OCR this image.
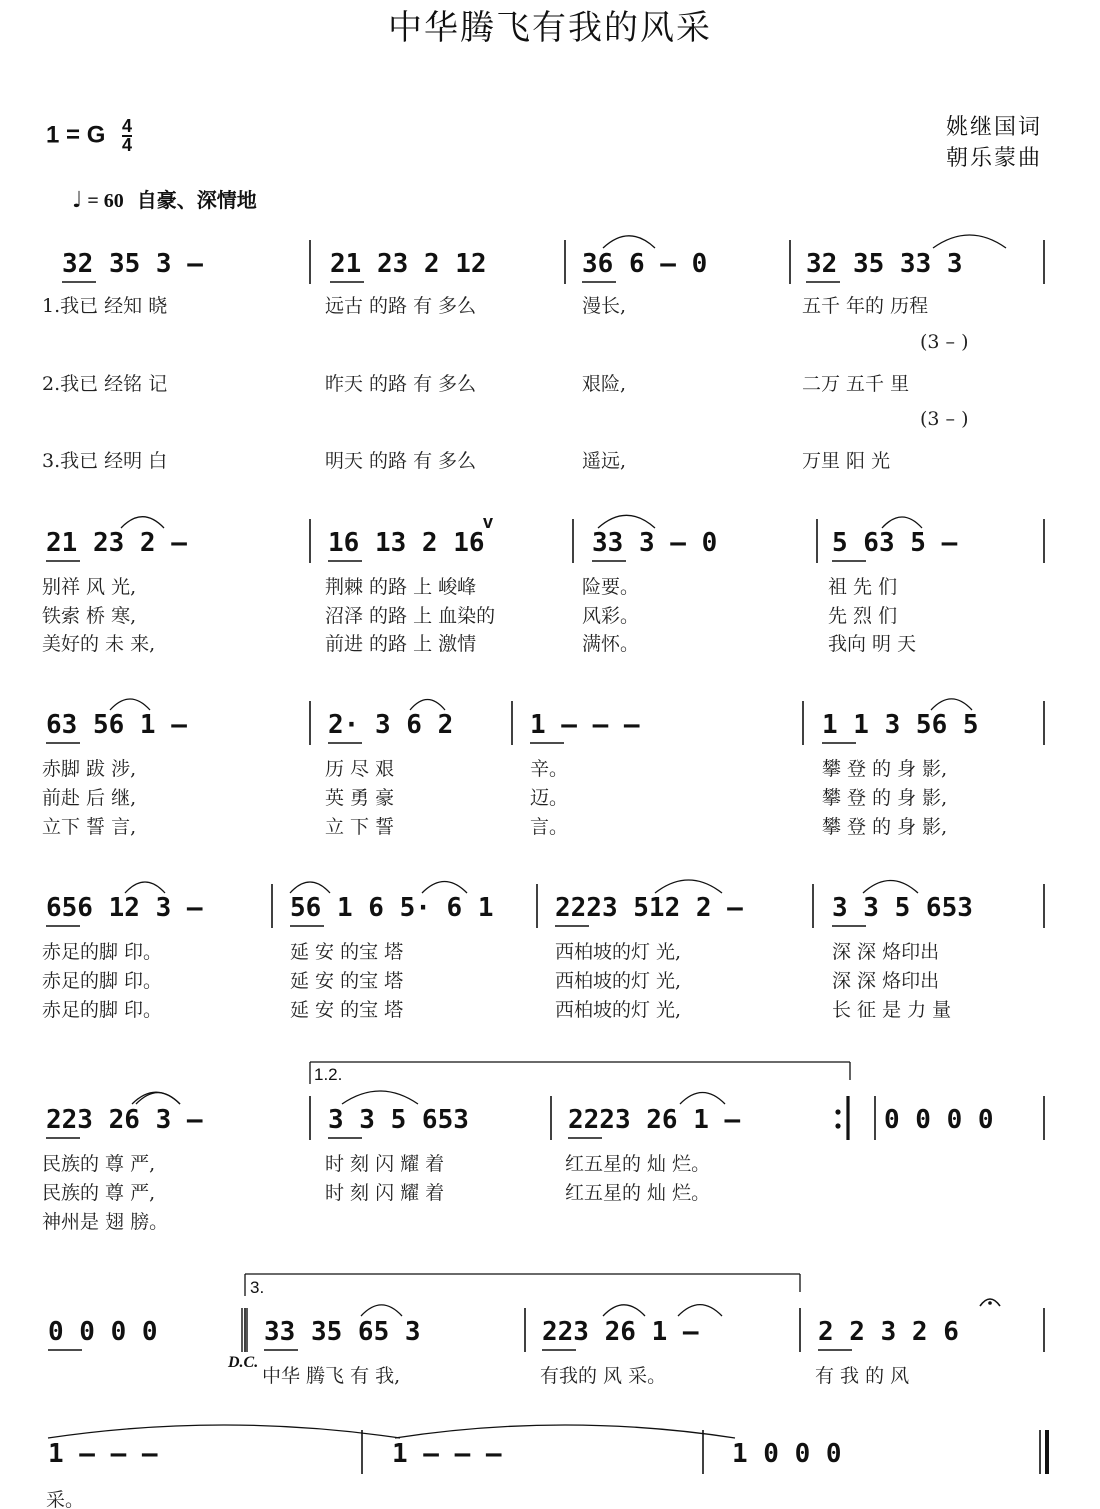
中华腾飞有我的风采
姚继国词
朝乐蒙曲
1 = G $\frac{4}{4}$
♩ = 60 自豪、深情地
1.2.
3.
D.C.
32 35 3 –	21 23 2 12	36 6 – 0	32 35 33 3
1.我已 经知 晓	远古 的路 有 多么	漫长,	五千 年的 历程
2.我已 经铭 记	昨天 的路 有 多么	艰险,	二万 五千 里
3.我已 经明 白	明天 的路 有 多么	遥远,	万里 阳 光
(3 – )
(3 – )
21 23 2 –	16 13 2 16	33 3 – 0	5 63 5 –
别祥 风 光,	荆棘 的路 上 峻峰	险要。	祖 先 们
铁索 桥 寒,	沼泽 的路 上 血染的	风彩。	先 烈 们
美好的 未 来,	前进 的路 上 激情	满怀。	我向 明 天
63 56 1 –	2· 3 6 2	1 – – –	1 1 3 56 5
赤脚 跋 涉,	历 尽 艰	辛。	攀 登 的 身 影,
前赴 后 继,	英 勇 豪	迈。	攀 登 的 身 影,
立下 誓 言,	立 下 誓	言。	攀 登 的 身 影,
656 12 3 –	56 1 6 5· 6 1 2223 512 2 –	3 3 5 653
赤足的脚 印。	延 安 的宝 塔	西柏坡的灯 光,	深 深 烙印出
赤足的脚 印。	延 安 的宝 塔	西柏坡的灯 光,	深 深 烙印出
赤足的脚 印。	延 安 的宝 塔	西柏坡的灯 光,	长 征 是 力 量
223 26 3 –	3 3 5 653	2223 26 1 –	0 0 0 0
民族的 尊 严,	时 刻 闪 耀 着	红五星的 灿 烂。
民族的 尊 严,	时 刻 闪 耀 着	红五星的 灿 烂。
神州是 翅 膀。
0 0 0 0	33 35 65 3	223 26 1 –	2 2 3 2 6
中华 腾飞 有 我,	有我的 风 采。	有 我 的 风
1 – – –	1 – – –	1 0 0 0
采。
v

● **AIM**
Your copy should match the entries exactly, minus the pictures.

● **FULL SOLUTION**
OCR this image.
中华腾飞有我的风采
姚继国词
朝乐蒙曲
1 = G $\frac{4}{4}$
♩ = 60 自豪、深情地
1.2.
3.
D.C.
32 35 3 –	21 23 2 12	36 6 – 0	32 35 33 3
1.我已 经知 晓	远古 的路 有 多么	漫长,	五千 年的 历程
2.我已 经铭 记	昨天 的路 有 多么	艰险,	二万 五千 里
3.我已 经明 白	明天 的路 有 多么	遥远,	万里 阳 光
(3 – )
(3 – )
21 23 2 –	16 13 2 16	33 3 – 0	5 63 5 –
别祥 风 光,	荆棘 的路 上 峻峰	险要。	祖 先 们
铁索 桥 寒,	沼泽 的路 上 血染的	风彩。	先 烈 们
美好的 未 来,	前进 的路 上 激情	满怀。	我向 明 天
63 56 1 –	2· 3 6 2	1 – – –	1 1 3 56 5
赤脚 跋 涉,	历 尽 艰	辛。	攀 登 的 身 影,
前赴 后 继,	英 勇 豪	迈。	攀 登 的 身 影,
立下 誓 言,	立 下 誓	言。	攀 登 的 身 影,
656 12 3 –	56 1 6 5· 6 1 2223 512 2 –	3 3 5 653
赤足的脚 印。	延 安 的宝 塔	西柏坡的灯 光,	深 深 烙印出
赤足的脚 印。	延 安 的宝 塔	西柏坡的灯 光,	深 深 烙印出
赤足的脚 印。	延 安 的宝 塔	西柏坡的灯 光,	长 征 是 力 量
223 26 3 –	3 3 5 653	2223 26 1 –	0 0 0 0
民族的 尊 严,	时 刻 闪 耀 着	红五星的 灿 烂。
民族的 尊 严,	时 刻 闪 耀 着	红五星的 灿 烂。
神州是 翅 膀。
0 0 0 0	33 35 65 3	223 26 1 –	2 2 3 2 6
中华 腾飞 有 我,	有我的 风 采。	有 我 的 风
1 – – –	1 – – –	1 0 0 0
采。
v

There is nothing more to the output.